### WRITTEN INSTRUCTION
Copy out each line that mentions the word "Vocabulary".

### MATERIAL FOR THIS TASK

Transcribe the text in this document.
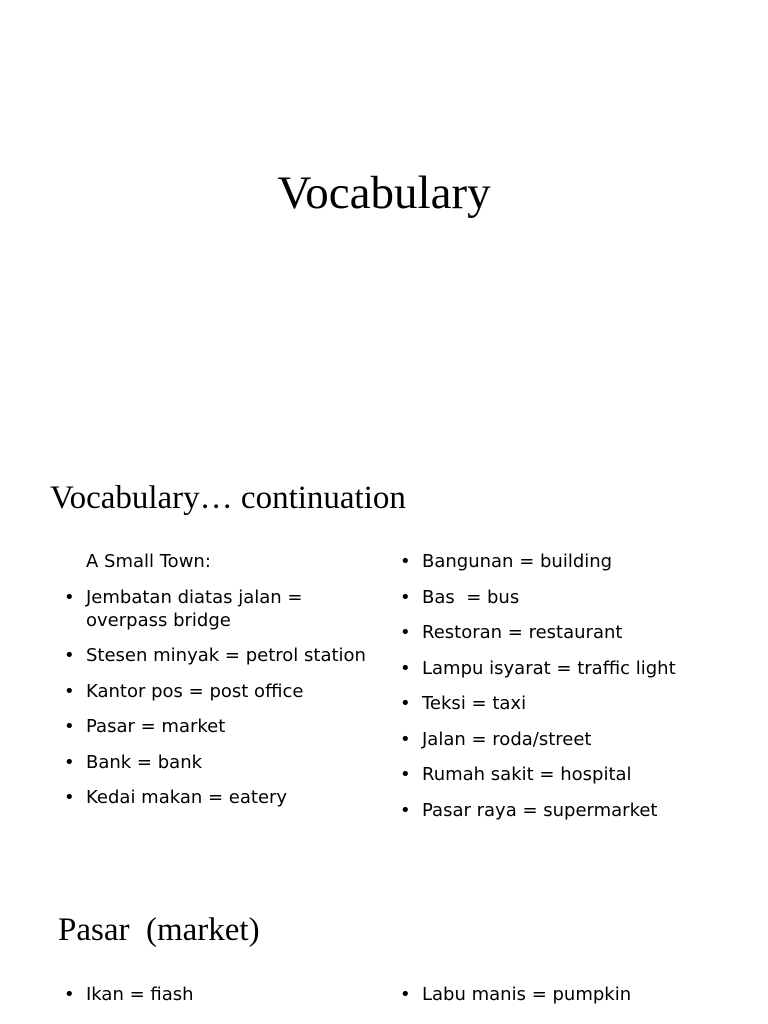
Vocabulary
Vocabulary… continuation
A Small Town:
• Jembatan diatas jalan = overpass bridge
• Stesen minyak = petrol station
• Kantor pos = post office
• Pasar = market
• Bank = bank
• Kedai makan = eatery
• Bangunan = building
• Bas  = bus
• Restoran = restaurant
• Lampu isyarat = traffic light
• Teksi = taxi
• Jalan = roda/street
• Rumah sakit = hospital
• Pasar raya = supermarket
Pasar  (market)
• Ikan = fiash
•	Labu manis = pumpkin
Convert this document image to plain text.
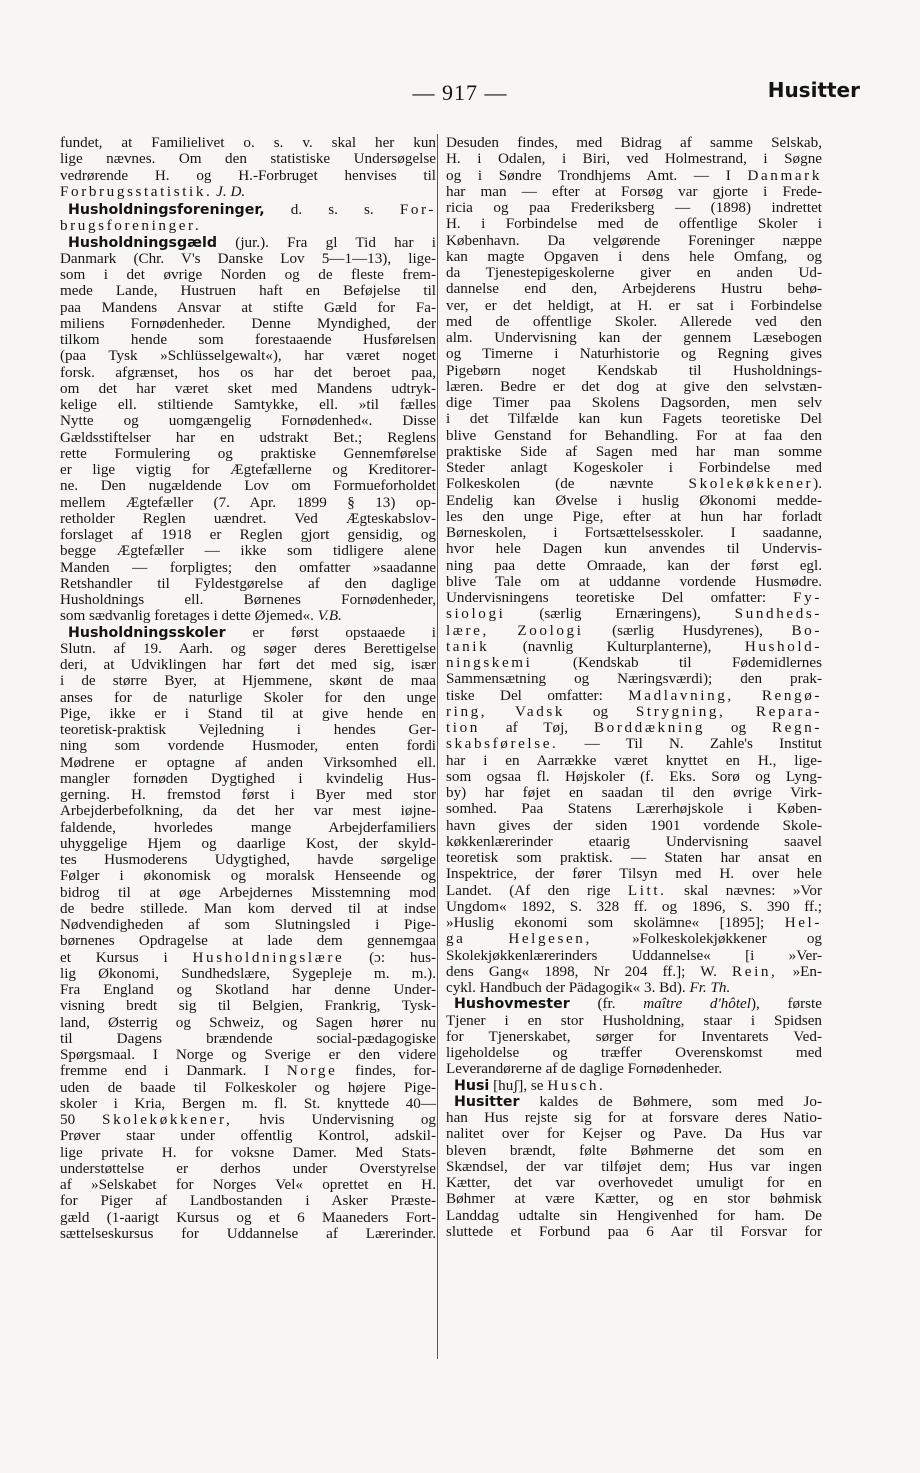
— 917 —	Husitter
fundet, at Familielivet o. s. v. skal her kun
lige nævnes. Om den statistiske Undersøgelse
vedrørende H. og H.-Forbruget henvises til
Forbrugsstatistik. J. D.
Husholdningsforeninger, d. s. s. For-
brugsforeninger.
Husholdningsgæld (jur.). Fra gl Tid har i
Danmark (Chr. V's Danske Lov 5—1—13), lige-
som i det øvrige Norden og de fleste frem-
mede Lande, Hustruen haft en Beføjelse til
paa Mandens Ansvar at stifte Gæld for Fa-
miliens Fornødenheder. Denne Myndighed, der
tilkom hende som forestaaende Husførelsen
(paa Tysk »Schlüsselgewalt«), har været noget
forsk. afgrænset, hos os har det beroet paa,
om det har været sket med Mandens udtryk-
kelige ell. stiltiende Samtykke, ell. »til fælles
Nytte og uomgængelig Fornødenhed«. Disse
Gældsstiftelser har en udstrakt Bet.; Reglens
rette Formulering og praktiske Gennemførelse
er lige vigtig for Ægtefællerne og Kreditorer-
ne. Den nugældende Lov om Formueforholdet
mellem Ægtefæller (7. Apr. 1899 § 13) op-
retholder Reglen uændret. Ved Ægteskabslov-
forslaget af 1918 er Reglen gjort gensidig, og
begge Ægtefæller — ikke som tidligere alene
Manden — forpligtes; den omfatter »saadanne
Retshandler til Fyldestgørelse af den daglige
Husholdnings ell. Børnenes Fornødenheder,
som sædvanlig foretages i dette Øjemed«. V.B.
Husholdningsskoler er først opstaaede i
Slutn. af 19. Aarh. og søger deres Berettigelse
deri, at Udviklingen har ført det med sig, især
i de større Byer, at Hjemmene, skønt de maa
anses for de naturlige Skoler for den unge
Pige, ikke er i Stand til at give hende en
teoretisk-praktisk Vejledning i hendes Ger-
ning som vordende Husmoder, enten fordi
Mødrene er optagne af anden Virksomhed ell.
mangler fornøden Dygtighed i kvindelig Hus-
gerning. H. fremstod først i Byer med stor
Arbejderbefolkning, da det her var mest iøjne-
faldende, hvorledes mange Arbejderfamiliers
uhyggelige Hjem og daarlige Kost, der skyld-
tes Husmoderens Udygtighed, havde sørgelige
Følger i økonomisk og moralsk Henseende og
bidrog til at øge Arbejdernes Misstemning mod
de bedre stillede. Man kom derved til at indse
Nødvendigheden af som Slutningsled i Pige-
børnenes Opdragelse at lade dem gennemgaa
et Kursus i Husholdningslære (ɔ: hus-
lig Økonomi, Sundhedslære, Sygepleje m. m.).
Fra England og Skotland har denne Under-
visning bredt sig til Belgien, Frankrig, Tysk-
land, Østerrig og Schweiz, og Sagen hører nu
til Dagens brændende social-pædagogiske
Spørgsmaal. I Norge og Sverige er den videre
fremme end i Danmark. I Norge findes, for-
uden de baade til Folkeskoler og højere Pige-
skoler i Kria, Bergen m. fl. St. knyttede 40—
50 Skolekøkkener, hvis Undervisning og
Prøver staar under offentlig Kontrol, adskil-
lige private H. for voksne Damer. Med Stats-
understøttelse er derhos under Overstyrelse
af »Selskabet for Norges Vel« oprettet en H.
for Piger af Landbostanden i Asker Præste-
gæld (1-aarigt Kursus og et 6 Maaneders Fort-
sættelseskursus for Uddannelse af Lærerinder.
Desuden findes, med Bidrag af samme Selskab,
H. i Odalen, i Biri, ved Holmestrand, i Søgne
og i Søndre Trondhjems Amt. — I Danmark
har man — efter at Forsøg var gjorte i Frede-
ricia og paa Frederiksberg — (1898) indrettet
H. i Forbindelse med de offentlige Skoler i
København. Da velgørende Foreninger næppe
kan magte Opgaven i dens hele Omfang, og
da Tjenestepigeskolerne giver en anden Ud-
dannelse end den, Arbejderens Hustru behø-
ver, er det heldigt, at H. er sat i Forbindelse
med de offentlige Skoler. Allerede ved den
alm. Undervisning kan der gennem Læsebogen
og Timerne i Naturhistorie og Regning gives
Pigebørn noget Kendskab til Husholdnings-
læren. Bedre er det dog at give den selvstæn-
dige Timer paa Skolens Dagsorden, men selv
i det Tilfælde kan kun Fagets teoretiske Del
blive Genstand for Behandling. For at faa den
praktiske Side af Sagen med har man somme
Steder anlagt Kogeskoler i Forbindelse med
Folkeskolen (de nævnte Skolekøkkener).
Endelig kan Øvelse i huslig Økonomi medde-
les den unge Pige, efter at hun har forladt
Børneskolen, i Fortsættelsesskoler. I saadanne,
hvor hele Dagen kun anvendes til Undervis-
ning paa dette Omraade, kan der først egl.
blive Tale om at uddanne vordende Husmødre.
Undervisningens teoretiske Del omfatter: Fy-
siologi (særlig Ernæringens), Sundheds-
lære, Zoologi (særlig Husdyrenes), Bo-
tanik (navnlig Kulturplanterne), Hushold-
ningskemi (Kendskab til Fødemidlernes
Sammensætning og Næringsværdi); den prak-
tiske Del omfatter: Madlavning, Rengø-
ring, Vadsk og Strygning, Repara-
tion af Tøj, Borddækning og Regn-
skabsførelse. — Til N. Zahle's Institut
har i en Aarrække været knyttet en H., lige-
som ogsaa fl. Højskoler (f. Eks. Sorø og Lyng-
by) har føjet en saadan til den øvrige Virk-
somhed. Paa Statens Lærerhøjskole i Køben-
havn gives der siden 1901 vordende Skole-
køkkenlærerinder etaarig Undervisning saavel
teoretisk som praktisk. — Staten har ansat en
Inspektrice, der fører Tilsyn med H. over hele
Landet. (Af den rige Litt. skal nævnes: »Vor
Ungdom« 1892, S. 328 ff. og 1896, S. 390 ff.;
»Huslig ekonomi som skolämne« [1895]; Hel-
ga Helgesen, »Folkeskolekjøkkener og
Skolekjøkkenlærerinders Uddannelse« [i »Ver-
dens Gang« 1898, Nr 204 ff.]; W. Rein, »En-
cykl. Handbuch der Pädagogik« 3. Bd). Fr. Th.
Hushovmester (fr. maître d'hôtel), første
Tjener i en stor Husholdning, staar i Spidsen
for Tjenerskabet, sørger for Inventarets Ved-
ligeholdelse og træffer Overenskomst med
Leverandørerne af de daglige Fornødenheder.
Husi [huʃ], se Husch.
Husitter kaldes de Bøhmere, som med Jo-
han Hus rejste sig for at forsvare deres Natio-
nalitet over for Kejser og Pave. Da Hus var
bleven brændt, følte Bøhmerne det som en
Skændsel, der var tilføjet dem; Hus var ingen
Kætter, det var overhovedet umuligt for en
Bøhmer at være Kætter, og en stor bøhmisk
Landdag udtalte sin Hengivenhed for ham. De
sluttede et Forbund paa 6 Aar til Forsvar for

### TASK SOLUTION
Vocabulary
Vocabulary… continuation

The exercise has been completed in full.